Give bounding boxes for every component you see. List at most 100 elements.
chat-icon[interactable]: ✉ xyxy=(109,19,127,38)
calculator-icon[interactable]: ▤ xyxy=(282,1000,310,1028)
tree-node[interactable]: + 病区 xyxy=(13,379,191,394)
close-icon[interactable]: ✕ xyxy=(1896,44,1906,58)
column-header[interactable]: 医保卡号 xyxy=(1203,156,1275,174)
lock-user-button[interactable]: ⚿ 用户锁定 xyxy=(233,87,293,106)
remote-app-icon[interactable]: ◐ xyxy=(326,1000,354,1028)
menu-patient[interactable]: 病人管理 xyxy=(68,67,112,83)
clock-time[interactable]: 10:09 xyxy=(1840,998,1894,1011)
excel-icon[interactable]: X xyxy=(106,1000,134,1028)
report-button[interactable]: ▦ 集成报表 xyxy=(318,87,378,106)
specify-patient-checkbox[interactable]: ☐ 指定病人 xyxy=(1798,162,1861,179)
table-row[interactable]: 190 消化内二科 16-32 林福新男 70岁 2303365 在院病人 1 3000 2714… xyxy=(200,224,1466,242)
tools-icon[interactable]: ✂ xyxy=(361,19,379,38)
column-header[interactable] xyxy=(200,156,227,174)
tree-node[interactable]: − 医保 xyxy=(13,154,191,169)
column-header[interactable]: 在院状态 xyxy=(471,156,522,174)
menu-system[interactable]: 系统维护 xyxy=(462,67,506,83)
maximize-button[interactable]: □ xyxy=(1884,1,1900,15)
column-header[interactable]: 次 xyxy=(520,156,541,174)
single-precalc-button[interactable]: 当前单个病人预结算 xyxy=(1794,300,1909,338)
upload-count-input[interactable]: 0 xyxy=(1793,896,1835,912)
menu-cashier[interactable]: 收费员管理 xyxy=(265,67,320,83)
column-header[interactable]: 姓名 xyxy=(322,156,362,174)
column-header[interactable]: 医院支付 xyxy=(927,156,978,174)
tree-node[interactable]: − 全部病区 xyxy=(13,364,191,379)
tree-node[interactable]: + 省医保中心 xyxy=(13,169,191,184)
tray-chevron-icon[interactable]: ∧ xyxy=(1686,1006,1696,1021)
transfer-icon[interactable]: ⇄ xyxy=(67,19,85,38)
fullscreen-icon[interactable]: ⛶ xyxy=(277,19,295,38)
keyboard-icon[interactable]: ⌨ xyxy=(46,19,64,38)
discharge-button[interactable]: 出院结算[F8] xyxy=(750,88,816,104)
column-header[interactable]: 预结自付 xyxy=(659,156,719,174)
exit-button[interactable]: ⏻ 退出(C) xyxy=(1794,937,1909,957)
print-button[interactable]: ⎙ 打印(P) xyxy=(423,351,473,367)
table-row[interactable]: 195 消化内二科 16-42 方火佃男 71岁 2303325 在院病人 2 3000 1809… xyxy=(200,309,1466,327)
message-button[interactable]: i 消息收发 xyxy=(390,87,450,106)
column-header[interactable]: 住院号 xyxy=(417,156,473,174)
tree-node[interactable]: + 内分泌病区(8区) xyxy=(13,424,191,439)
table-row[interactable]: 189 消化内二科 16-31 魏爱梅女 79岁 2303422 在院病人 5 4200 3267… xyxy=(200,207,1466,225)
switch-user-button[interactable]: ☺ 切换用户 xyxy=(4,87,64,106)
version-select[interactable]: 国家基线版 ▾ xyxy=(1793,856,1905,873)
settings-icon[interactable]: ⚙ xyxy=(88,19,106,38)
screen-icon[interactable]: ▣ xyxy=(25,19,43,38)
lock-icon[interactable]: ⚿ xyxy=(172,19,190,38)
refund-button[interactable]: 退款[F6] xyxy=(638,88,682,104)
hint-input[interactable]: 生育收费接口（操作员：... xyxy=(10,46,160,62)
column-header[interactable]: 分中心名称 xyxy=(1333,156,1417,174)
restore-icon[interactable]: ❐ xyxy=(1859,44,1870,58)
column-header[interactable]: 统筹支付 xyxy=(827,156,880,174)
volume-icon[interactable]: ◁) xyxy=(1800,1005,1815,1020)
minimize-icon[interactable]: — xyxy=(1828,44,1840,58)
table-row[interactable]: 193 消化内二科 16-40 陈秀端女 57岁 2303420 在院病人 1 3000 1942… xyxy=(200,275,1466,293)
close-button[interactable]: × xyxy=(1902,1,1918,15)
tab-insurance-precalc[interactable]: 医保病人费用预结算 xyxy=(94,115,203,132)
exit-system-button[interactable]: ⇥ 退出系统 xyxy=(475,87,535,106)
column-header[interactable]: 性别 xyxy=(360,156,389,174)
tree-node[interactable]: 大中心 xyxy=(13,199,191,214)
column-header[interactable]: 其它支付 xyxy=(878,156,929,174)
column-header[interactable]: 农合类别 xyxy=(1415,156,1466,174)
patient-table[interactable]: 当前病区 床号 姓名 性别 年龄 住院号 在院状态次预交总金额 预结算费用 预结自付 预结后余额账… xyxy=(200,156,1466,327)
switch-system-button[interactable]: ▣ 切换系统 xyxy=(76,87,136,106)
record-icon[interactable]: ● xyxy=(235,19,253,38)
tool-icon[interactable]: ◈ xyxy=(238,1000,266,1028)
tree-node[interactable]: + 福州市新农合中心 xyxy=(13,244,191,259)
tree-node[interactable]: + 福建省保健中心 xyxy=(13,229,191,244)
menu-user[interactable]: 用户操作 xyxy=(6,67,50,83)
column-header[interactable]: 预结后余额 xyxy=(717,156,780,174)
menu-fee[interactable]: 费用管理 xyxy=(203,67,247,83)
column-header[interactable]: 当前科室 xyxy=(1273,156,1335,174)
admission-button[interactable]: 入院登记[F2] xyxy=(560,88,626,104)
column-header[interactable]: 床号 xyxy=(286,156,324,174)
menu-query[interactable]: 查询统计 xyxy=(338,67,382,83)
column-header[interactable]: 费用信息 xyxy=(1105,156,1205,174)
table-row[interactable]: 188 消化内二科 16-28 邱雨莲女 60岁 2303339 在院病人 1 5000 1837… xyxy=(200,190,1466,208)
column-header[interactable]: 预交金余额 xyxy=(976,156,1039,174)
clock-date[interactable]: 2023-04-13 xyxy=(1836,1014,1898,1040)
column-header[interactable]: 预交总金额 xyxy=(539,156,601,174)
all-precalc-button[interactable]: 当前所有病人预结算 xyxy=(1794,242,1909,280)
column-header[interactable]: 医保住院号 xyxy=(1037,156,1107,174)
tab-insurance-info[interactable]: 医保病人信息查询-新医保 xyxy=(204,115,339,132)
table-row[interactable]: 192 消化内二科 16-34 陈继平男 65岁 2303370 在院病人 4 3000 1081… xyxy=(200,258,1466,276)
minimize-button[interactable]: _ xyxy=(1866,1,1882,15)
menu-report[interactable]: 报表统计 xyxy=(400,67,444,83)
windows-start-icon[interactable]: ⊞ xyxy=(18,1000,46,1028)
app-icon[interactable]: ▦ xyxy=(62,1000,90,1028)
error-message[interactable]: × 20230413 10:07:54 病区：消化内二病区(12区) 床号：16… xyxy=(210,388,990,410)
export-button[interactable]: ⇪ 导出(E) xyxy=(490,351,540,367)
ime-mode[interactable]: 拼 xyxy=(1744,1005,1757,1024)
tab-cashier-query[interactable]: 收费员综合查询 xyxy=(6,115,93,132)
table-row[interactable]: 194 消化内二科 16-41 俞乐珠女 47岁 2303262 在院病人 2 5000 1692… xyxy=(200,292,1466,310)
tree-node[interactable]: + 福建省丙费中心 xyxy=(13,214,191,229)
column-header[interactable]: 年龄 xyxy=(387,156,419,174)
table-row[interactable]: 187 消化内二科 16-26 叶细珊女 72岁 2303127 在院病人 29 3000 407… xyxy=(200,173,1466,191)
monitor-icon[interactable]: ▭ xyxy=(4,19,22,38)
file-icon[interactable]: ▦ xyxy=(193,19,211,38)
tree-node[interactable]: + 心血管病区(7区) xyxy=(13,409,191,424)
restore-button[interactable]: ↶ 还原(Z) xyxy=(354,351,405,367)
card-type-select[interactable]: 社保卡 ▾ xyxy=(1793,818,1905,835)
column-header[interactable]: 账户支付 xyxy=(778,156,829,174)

===============

**Goal:** Convert the material, from its first line through the line holding "remote-app-icon[interactable]: ◐ xyxy=(326,1000,354,1028)", both ends included, into a JSON list of strings with one string per line and any blank lines left out.

**Completed task:**
[
  "Give bounding boxes for every component you see. List at most 100 elements.",
  "chat-icon[interactable]: ✉ xyxy=(109,19,127,38)",
  "calculator-icon[interactable]: ▤ xyxy=(282,1000,310,1028)",
  "tree-node[interactable]: + 病区 xyxy=(13,379,191,394)",
  "close-icon[interactable]: ✕ xyxy=(1896,44,1906,58)",
  "column-header[interactable]: 医保卡号 xyxy=(1203,156,1275,174)",
  "lock-user-button[interactable]: ⚿ 用户锁定 xyxy=(233,87,293,106)",
  "remote-app-icon[interactable]: ◐ xyxy=(326,1000,354,1028)"
]